● SET EXERCISE: Below are some records. Say how many of their lines contain the string "ours", and give nothing but the number.

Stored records

— Begin —

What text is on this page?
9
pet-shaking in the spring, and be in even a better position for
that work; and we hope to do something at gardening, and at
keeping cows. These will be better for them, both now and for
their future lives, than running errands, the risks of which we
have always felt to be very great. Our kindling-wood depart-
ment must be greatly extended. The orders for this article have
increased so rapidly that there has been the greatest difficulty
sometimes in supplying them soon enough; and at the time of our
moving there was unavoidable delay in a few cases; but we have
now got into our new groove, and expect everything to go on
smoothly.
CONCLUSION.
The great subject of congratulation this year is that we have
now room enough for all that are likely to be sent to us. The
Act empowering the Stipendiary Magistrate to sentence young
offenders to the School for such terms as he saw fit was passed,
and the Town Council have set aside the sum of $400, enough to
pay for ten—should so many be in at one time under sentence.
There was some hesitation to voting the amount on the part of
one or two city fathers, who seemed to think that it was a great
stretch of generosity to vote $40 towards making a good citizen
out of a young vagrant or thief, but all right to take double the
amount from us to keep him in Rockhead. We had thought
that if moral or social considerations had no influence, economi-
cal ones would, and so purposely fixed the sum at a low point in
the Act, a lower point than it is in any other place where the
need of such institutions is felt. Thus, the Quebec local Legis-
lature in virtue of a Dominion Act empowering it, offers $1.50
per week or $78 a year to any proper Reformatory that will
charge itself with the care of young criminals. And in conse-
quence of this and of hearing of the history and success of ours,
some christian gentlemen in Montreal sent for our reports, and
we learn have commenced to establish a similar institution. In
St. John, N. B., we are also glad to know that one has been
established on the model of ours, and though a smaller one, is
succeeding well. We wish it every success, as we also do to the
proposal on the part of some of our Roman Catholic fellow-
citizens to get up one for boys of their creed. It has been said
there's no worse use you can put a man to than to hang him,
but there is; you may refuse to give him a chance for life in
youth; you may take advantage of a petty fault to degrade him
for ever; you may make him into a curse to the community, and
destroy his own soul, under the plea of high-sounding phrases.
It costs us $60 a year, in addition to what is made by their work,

— End —

● SOLUTION FOR THIS EXERCISE: 2